_Exercise_
Locate the string "РУБРИКА" throughout the material and copy every line in which it occurs.

_Material provided_
= = =

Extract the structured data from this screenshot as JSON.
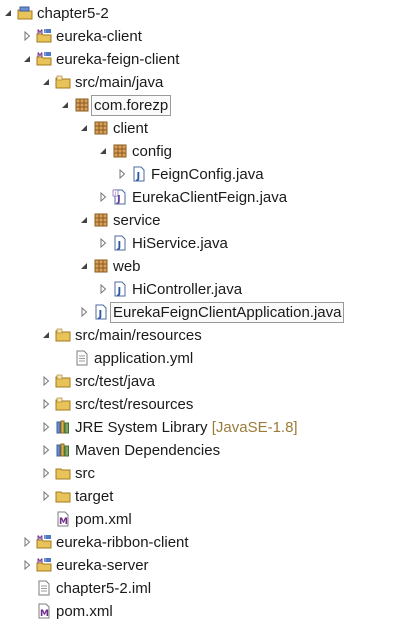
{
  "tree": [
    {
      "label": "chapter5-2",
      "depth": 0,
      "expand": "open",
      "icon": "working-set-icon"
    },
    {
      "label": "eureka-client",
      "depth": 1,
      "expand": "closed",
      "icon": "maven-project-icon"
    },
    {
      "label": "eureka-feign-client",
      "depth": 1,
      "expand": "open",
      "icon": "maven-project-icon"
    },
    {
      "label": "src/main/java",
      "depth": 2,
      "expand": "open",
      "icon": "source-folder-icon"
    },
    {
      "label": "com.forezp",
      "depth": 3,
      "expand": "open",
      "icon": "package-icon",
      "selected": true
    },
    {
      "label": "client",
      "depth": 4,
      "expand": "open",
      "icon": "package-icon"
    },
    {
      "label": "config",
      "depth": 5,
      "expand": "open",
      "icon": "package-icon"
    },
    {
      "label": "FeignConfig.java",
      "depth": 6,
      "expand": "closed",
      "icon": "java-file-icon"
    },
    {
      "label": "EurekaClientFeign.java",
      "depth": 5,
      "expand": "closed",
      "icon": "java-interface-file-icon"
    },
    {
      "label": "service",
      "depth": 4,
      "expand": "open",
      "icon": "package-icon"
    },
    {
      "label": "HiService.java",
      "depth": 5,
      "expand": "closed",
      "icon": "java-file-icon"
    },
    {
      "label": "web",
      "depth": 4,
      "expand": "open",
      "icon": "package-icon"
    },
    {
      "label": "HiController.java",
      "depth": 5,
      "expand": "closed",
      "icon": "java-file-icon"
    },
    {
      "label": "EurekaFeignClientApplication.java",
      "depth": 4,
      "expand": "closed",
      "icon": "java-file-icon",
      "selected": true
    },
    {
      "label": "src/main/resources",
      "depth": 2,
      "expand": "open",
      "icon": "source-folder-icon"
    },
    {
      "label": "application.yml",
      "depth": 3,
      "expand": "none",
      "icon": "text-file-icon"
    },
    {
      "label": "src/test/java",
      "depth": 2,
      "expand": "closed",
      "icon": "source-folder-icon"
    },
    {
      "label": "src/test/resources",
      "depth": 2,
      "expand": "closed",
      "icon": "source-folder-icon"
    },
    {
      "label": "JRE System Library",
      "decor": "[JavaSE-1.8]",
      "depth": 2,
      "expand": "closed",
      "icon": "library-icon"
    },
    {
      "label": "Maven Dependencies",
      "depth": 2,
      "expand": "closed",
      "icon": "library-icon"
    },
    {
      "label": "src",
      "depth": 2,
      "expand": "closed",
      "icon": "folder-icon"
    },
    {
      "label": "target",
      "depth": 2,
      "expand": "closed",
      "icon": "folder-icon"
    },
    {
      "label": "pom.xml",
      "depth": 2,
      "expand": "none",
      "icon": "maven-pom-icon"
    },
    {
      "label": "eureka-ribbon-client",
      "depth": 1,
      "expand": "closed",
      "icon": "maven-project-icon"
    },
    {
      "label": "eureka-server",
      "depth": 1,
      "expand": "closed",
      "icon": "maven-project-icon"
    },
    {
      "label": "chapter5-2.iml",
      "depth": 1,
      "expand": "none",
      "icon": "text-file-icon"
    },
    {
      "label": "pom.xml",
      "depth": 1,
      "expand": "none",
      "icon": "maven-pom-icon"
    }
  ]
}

= = =

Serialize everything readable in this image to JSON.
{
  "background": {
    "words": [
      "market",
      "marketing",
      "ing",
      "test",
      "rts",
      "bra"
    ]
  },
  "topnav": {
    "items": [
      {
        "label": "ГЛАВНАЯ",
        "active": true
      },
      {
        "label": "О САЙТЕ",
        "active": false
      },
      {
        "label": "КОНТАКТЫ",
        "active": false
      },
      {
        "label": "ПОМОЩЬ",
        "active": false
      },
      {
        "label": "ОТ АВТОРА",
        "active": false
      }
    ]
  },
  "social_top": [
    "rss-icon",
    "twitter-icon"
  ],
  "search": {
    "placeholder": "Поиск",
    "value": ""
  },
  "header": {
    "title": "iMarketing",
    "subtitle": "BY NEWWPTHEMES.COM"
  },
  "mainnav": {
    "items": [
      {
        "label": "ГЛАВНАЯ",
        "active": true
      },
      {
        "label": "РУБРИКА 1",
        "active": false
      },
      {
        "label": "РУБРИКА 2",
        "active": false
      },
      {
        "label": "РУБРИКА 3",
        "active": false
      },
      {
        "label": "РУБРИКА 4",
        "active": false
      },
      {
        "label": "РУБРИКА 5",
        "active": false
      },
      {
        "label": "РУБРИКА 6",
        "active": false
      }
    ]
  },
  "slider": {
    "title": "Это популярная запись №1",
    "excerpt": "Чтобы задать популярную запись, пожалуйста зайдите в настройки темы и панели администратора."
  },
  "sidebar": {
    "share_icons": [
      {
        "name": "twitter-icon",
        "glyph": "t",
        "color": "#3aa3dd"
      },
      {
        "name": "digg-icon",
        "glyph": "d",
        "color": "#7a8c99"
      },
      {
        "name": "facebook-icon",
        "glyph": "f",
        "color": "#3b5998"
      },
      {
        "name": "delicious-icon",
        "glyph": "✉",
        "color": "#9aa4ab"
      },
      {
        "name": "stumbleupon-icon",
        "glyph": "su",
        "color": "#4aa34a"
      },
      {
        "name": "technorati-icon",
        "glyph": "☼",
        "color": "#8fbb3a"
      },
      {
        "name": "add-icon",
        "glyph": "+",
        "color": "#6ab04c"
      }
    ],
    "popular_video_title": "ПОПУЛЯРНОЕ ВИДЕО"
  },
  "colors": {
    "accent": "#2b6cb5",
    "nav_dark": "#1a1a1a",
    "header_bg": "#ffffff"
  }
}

= = =

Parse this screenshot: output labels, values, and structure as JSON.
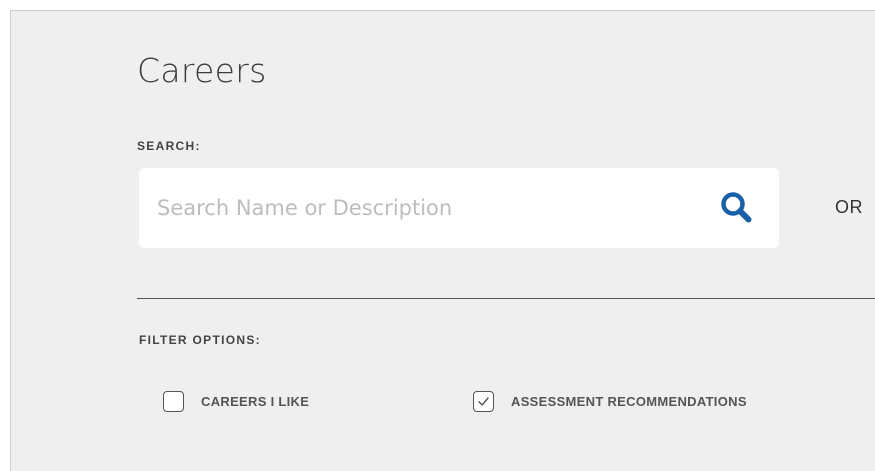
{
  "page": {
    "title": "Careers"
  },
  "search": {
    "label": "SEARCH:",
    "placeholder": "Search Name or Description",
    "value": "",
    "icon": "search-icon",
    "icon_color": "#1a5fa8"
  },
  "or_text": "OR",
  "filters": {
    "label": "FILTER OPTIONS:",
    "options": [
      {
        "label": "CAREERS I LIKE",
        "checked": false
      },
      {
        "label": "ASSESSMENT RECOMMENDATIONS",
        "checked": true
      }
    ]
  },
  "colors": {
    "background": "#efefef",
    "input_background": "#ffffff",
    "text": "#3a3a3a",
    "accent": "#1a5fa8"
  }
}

= = =

_Answer to the problem_
        "label": "РУБРИКА 1",
        "label": "РУБРИКА 2",
        "label": "РУБРИКА 3",
        "label": "РУБРИКА 4",
        "label": "РУБРИКА 5",
        "label": "РУБРИКА 6",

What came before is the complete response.